§ Directive: Present each line of the entries below that holds the word "plebiscito".

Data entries
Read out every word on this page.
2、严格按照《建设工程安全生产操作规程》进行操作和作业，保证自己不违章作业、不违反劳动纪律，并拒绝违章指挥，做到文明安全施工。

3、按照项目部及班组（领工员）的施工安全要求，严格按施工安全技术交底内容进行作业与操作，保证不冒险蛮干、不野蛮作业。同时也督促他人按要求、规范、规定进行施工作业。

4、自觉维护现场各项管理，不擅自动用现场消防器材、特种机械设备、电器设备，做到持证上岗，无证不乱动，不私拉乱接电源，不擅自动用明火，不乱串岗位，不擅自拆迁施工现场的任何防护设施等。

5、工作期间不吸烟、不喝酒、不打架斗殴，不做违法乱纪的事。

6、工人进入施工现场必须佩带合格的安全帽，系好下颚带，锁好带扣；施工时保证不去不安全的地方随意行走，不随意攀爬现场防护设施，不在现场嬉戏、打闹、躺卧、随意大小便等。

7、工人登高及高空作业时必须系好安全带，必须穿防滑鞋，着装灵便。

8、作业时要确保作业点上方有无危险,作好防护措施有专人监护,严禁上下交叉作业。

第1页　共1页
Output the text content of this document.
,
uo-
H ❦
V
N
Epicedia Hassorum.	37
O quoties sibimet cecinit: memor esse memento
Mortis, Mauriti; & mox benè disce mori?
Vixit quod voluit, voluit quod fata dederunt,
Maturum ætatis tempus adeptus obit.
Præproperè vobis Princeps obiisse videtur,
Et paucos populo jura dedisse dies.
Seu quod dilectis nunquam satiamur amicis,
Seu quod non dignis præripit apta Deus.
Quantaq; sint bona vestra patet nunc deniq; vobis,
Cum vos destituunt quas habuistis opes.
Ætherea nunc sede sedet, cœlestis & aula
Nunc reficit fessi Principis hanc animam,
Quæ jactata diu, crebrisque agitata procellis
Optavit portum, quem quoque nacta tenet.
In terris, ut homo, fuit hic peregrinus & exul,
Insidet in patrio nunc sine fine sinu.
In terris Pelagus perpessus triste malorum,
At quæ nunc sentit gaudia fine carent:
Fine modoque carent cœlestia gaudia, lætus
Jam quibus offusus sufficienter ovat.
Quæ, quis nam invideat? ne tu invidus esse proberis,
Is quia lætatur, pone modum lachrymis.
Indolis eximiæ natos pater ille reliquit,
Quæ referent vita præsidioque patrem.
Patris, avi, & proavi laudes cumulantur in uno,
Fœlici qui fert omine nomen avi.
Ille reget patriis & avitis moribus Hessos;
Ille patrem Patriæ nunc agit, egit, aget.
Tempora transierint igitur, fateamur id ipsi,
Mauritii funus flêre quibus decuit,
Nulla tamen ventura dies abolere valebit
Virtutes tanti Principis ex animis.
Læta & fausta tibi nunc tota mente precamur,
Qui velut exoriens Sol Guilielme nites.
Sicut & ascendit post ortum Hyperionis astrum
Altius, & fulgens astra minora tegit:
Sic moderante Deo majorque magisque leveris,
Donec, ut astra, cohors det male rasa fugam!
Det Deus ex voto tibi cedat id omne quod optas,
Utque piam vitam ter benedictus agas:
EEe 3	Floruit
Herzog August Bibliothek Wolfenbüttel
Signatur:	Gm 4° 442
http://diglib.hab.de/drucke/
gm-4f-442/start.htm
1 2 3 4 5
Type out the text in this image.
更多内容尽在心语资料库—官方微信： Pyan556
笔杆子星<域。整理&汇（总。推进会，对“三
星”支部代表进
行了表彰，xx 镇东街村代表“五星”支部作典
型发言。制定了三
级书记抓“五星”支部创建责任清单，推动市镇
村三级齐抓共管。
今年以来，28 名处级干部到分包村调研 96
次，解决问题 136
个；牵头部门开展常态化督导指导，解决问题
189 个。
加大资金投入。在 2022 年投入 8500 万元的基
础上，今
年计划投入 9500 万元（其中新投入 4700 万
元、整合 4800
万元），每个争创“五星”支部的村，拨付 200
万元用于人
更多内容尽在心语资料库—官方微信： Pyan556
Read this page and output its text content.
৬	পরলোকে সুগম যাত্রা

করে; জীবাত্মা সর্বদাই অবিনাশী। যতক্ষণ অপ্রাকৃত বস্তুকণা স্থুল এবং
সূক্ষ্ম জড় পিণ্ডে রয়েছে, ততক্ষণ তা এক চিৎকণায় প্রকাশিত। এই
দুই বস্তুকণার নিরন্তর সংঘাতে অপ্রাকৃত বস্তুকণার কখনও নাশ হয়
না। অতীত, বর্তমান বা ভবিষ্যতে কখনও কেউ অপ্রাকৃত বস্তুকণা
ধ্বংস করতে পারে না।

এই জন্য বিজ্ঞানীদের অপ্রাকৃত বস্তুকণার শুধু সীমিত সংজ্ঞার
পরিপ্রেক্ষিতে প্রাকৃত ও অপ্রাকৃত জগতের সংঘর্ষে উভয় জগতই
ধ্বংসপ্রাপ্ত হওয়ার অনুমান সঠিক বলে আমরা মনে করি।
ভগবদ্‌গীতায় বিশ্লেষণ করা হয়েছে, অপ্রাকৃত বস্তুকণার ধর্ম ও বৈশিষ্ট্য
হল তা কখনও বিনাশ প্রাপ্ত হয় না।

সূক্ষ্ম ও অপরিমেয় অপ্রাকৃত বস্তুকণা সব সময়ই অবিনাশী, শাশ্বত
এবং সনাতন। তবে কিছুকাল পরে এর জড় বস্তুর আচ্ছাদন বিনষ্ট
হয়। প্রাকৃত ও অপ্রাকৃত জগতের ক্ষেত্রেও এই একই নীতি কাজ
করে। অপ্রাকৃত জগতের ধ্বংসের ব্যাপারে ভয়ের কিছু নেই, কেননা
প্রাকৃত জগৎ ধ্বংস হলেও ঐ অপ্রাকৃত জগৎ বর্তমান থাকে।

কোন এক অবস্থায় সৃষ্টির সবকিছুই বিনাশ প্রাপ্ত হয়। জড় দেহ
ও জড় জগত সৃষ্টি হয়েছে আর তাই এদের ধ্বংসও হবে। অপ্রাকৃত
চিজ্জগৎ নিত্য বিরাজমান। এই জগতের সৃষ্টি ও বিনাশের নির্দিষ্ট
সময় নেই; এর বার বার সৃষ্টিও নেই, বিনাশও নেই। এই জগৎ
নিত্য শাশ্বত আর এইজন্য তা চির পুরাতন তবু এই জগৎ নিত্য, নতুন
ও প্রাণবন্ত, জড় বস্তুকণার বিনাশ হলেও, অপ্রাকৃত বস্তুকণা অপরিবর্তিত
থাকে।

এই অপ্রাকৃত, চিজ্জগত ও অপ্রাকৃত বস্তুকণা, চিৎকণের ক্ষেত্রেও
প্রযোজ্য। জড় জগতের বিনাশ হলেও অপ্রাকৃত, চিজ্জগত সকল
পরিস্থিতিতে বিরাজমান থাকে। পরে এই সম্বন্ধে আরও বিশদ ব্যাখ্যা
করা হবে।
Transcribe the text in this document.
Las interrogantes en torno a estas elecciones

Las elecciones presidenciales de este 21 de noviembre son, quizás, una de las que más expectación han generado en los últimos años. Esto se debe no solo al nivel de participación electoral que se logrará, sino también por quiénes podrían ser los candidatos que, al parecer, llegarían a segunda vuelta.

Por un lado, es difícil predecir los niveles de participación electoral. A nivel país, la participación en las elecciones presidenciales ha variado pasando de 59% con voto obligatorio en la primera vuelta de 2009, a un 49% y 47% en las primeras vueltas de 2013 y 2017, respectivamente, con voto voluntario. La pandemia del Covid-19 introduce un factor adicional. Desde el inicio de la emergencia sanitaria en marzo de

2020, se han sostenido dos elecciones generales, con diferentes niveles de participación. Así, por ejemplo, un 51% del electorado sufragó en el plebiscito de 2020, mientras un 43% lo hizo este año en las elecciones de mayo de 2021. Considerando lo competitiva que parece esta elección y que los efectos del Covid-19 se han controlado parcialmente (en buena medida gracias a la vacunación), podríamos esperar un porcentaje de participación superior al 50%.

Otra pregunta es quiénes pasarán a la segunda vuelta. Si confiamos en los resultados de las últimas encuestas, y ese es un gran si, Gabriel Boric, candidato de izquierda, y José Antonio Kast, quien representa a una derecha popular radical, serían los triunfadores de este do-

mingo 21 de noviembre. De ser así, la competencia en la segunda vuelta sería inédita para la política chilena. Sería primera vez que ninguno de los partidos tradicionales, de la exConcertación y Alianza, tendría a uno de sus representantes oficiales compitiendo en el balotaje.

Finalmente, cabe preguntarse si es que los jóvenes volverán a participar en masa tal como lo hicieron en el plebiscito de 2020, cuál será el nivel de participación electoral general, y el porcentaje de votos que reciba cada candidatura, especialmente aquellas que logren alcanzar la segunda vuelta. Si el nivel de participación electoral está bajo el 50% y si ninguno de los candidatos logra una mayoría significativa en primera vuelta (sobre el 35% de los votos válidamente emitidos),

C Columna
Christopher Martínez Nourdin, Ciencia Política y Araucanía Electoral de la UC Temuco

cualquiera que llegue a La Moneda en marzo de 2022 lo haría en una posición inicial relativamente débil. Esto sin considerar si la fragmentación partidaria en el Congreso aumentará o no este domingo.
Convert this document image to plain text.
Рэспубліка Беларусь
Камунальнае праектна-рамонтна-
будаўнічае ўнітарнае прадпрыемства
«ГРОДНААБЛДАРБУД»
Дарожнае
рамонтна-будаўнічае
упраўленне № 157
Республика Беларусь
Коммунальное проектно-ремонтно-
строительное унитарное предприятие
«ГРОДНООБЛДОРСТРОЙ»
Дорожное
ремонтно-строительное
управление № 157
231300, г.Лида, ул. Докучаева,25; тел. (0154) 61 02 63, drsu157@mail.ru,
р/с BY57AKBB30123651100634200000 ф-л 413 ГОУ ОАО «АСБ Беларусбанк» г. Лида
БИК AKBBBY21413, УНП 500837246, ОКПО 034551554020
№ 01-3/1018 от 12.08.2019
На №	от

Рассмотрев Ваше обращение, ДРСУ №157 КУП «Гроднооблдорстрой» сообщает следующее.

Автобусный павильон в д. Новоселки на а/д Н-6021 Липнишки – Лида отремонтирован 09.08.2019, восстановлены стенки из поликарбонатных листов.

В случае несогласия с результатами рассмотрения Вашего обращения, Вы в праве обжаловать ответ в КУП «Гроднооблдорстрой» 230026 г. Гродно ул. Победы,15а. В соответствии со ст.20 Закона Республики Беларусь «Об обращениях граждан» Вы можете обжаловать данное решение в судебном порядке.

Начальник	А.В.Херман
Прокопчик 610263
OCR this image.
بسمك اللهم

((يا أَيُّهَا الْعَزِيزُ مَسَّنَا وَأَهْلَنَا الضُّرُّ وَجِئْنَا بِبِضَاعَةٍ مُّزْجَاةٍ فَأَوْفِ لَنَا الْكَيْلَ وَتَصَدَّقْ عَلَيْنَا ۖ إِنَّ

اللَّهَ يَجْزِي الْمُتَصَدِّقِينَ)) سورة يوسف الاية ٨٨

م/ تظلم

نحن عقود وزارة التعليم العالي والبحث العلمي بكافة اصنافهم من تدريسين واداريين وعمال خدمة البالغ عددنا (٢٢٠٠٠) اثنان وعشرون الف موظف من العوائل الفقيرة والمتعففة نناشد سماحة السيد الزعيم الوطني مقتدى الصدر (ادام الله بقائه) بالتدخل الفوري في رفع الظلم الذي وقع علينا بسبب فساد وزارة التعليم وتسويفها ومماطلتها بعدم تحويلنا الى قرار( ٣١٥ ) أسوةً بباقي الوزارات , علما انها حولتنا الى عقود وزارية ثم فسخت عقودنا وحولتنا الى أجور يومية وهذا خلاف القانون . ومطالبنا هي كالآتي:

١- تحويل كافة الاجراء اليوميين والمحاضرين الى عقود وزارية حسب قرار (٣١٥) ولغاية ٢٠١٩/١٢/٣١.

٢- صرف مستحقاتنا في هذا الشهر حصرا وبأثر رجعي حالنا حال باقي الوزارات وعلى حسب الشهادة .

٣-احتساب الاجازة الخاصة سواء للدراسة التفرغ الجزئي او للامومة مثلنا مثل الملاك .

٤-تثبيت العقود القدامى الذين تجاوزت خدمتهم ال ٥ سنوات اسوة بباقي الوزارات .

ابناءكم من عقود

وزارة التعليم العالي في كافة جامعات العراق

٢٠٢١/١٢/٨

§ The completed task:
2020, se han sostenido dos elecciones generales, con diferentes niveles de participación. Así, por ejemplo, un 51% del electorado sufragó en el plebiscito de 2020, mientras un 43% lo hizo este año en las elecciones de mayo de 2021. Considerando lo competitiva que parece esta elección y que los efectos del Covid-19 se han controlado parcialmente (en buena medida gracias a la vacunación), podríamos esperar un porcentaje de participación superior al 50%.
Finalmente, cabe preguntarse si es que los jóvenes volverán a participar en masa tal como lo hicieron en el plebiscito de 2020, cuál será el nivel de participación electoral general, y el porcentaje de votos que reciba cada candidatura, especialmente aquellas que logren alcanzar la segunda vuelta. Si el nivel de participación electoral está bajo el 50% y si ninguno de los candidatos logra una mayoría significativa en primera vuelta (sobre el 35% de los votos válidamente emitidos),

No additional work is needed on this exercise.